The task ->
Filter the entries below, keeping every line that has the word "brown".

— BEGIN Entries supplied —

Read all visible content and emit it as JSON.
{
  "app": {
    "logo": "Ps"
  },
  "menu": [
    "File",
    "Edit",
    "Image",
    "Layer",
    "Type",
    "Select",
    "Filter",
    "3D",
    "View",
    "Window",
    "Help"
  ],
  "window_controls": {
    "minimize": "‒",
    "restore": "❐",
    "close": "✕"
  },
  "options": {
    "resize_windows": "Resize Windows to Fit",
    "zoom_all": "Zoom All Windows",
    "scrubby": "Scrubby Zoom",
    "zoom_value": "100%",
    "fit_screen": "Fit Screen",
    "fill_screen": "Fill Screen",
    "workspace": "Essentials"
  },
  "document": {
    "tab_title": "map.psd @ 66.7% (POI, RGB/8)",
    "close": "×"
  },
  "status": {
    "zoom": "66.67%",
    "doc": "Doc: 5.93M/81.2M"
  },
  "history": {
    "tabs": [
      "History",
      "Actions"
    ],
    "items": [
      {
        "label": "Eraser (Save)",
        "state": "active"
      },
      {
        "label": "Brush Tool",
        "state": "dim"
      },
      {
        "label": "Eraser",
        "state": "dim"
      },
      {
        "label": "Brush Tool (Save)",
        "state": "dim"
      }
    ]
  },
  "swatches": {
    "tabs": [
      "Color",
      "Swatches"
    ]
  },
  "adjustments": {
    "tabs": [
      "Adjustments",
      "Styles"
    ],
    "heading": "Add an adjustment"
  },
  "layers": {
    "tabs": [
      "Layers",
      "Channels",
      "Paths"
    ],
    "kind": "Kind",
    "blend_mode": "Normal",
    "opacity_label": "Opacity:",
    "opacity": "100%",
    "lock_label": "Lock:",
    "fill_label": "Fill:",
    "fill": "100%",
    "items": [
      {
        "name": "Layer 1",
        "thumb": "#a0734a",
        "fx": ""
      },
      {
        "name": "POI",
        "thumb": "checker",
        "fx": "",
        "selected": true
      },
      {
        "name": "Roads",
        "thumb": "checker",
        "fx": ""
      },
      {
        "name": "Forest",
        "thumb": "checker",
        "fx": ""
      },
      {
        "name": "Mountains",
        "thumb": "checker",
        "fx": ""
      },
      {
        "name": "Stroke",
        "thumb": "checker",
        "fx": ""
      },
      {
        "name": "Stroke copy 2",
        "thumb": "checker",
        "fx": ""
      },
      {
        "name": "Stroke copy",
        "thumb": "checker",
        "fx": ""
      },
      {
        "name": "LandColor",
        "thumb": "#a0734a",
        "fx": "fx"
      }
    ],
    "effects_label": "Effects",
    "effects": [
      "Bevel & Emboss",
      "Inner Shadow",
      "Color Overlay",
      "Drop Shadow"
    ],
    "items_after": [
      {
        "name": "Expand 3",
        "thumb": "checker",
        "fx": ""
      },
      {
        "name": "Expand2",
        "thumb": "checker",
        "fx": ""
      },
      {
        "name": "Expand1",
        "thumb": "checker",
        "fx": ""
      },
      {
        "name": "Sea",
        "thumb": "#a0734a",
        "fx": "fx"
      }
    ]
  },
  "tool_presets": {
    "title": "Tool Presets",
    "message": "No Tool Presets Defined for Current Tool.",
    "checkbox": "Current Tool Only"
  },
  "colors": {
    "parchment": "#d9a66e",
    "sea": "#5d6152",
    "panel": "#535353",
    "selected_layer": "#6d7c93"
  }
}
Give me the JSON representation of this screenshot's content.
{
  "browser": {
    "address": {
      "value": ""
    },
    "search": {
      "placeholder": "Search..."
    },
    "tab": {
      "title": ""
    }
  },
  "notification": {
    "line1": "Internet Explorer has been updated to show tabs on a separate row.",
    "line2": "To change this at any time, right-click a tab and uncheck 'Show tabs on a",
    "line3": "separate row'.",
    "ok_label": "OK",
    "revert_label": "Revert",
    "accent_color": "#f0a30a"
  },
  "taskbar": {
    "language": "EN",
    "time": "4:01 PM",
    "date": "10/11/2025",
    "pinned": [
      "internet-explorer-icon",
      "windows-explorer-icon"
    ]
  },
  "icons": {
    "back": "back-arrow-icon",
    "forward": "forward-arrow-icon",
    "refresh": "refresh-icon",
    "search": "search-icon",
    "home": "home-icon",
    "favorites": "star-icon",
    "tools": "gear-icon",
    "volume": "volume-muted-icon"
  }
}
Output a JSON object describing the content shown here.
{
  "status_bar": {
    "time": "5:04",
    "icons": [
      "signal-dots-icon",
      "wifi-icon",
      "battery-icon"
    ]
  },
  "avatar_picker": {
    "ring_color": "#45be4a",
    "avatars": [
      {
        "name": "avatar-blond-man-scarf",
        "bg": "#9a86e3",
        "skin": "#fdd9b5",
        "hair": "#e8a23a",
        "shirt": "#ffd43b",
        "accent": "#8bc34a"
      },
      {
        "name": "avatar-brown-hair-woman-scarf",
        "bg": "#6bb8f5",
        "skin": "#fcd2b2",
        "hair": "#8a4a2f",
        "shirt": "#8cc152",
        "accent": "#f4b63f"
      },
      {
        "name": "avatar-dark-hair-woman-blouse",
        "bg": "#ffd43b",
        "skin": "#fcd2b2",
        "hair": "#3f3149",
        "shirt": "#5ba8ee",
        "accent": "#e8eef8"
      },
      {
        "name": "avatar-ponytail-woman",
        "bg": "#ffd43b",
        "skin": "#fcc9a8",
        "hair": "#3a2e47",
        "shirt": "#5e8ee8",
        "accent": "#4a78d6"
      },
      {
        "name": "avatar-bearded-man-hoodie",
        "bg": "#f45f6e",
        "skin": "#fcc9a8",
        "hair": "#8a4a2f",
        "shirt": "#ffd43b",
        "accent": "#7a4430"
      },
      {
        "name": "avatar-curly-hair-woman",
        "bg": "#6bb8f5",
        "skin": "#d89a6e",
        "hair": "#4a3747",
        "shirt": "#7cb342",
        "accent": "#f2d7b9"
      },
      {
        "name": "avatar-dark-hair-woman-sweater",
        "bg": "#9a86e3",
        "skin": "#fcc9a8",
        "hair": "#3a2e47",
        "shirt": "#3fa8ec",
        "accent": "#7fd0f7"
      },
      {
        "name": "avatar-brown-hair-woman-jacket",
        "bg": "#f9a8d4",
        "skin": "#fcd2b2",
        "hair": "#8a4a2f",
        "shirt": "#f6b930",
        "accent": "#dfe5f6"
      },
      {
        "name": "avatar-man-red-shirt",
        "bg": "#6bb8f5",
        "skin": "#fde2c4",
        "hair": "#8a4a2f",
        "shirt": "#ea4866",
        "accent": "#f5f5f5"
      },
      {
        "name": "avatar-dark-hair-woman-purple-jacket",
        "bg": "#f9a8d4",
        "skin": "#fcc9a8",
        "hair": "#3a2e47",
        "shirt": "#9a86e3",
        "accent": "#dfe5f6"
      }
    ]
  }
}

— END Entries supplied —

Written reply ->
        "name": "avatar-brown-hair-woman-scarf",
        "name": "avatar-brown-hair-woman-jacket",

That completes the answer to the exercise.